#### Task to complete:
Reproduce all the material exactly, minus any pictures it holds.

________________

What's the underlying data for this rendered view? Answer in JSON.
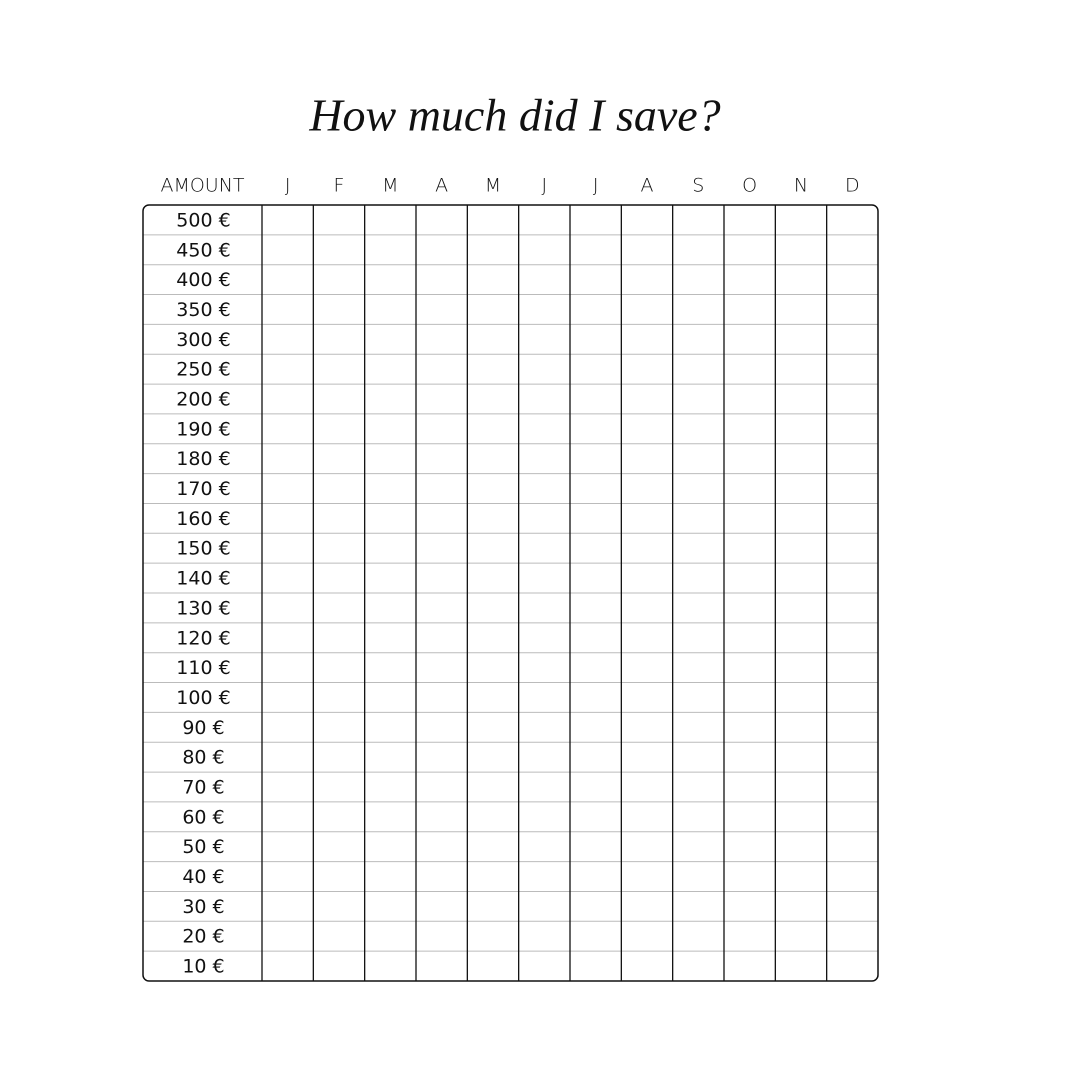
{
  "title": "How much did I save?",
  "table": {
    "header": [
      "AMOUNT",
      "J",
      "F",
      "M",
      "A",
      "M",
      "J",
      "J",
      "A",
      "S",
      "O",
      "N",
      "D"
    ],
    "rows": [
      "500 €",
      "450 €",
      "400 €",
      "350 €",
      "300 €",
      "250 €",
      "200 €",
      "190 €",
      "180 €",
      "170 €",
      "160 €",
      "150 €",
      "140 €",
      "130 €",
      "120 €",
      "110 €",
      "100 €",
      "90 €",
      "80 €",
      "70 €",
      "60 €",
      "50 €",
      "40 €",
      "30 €",
      "20 €",
      "10 €"
    ]
  }
}
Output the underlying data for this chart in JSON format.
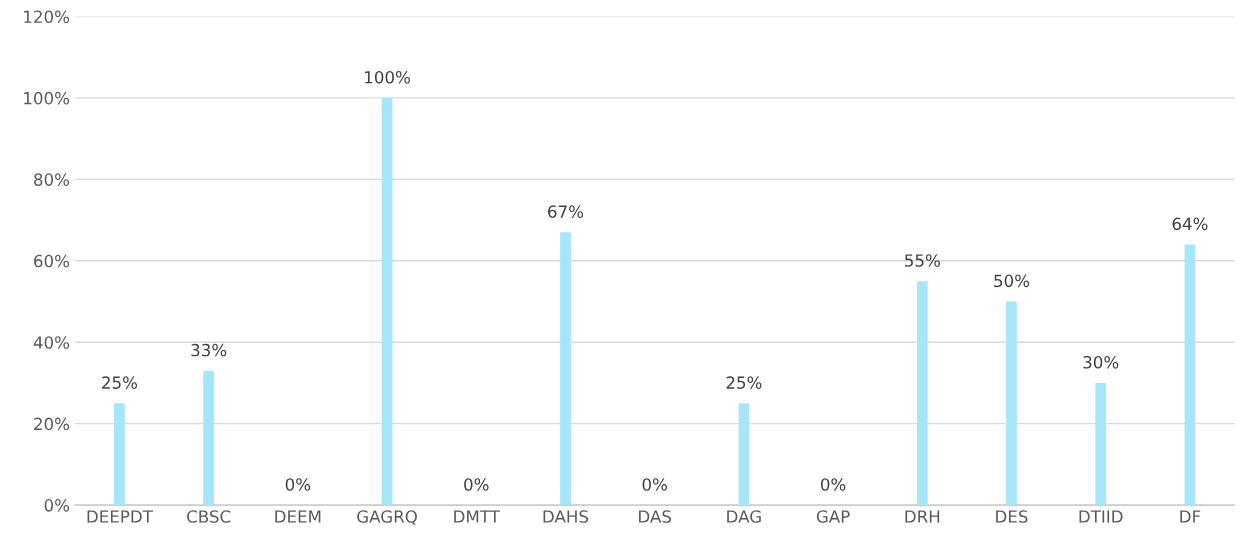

________________

#### Exercise answer:
What's the underlying data for this rendered view? Answer in JSON.
{
  "title": "How much did I save?",
  "table": {
    "header": [
      "AMOUNT",
      "J",
      "F",
      "M",
      "A",
      "M",
      "J",
      "J",
      "A",
      "S",
      "O",
      "N",
      "D"
    ],
    "rows": [
      "500 €",
      "450 €",
      "400 €",
      "350 €",
      "300 €",
      "250 €",
      "200 €",
      "190 €",
      "180 €",
      "170 €",
      "160 €",
      "150 €",
      "140 €",
      "130 €",
      "120 €",
      "110 €",
      "100 €",
      "90 €",
      "80 €",
      "70 €",
      "60 €",
      "50 €",
      "40 €",
      "30 €",
      "20 €",
      "10 €"
    ]
  }
}
Output the underlying data for this chart in JSON format.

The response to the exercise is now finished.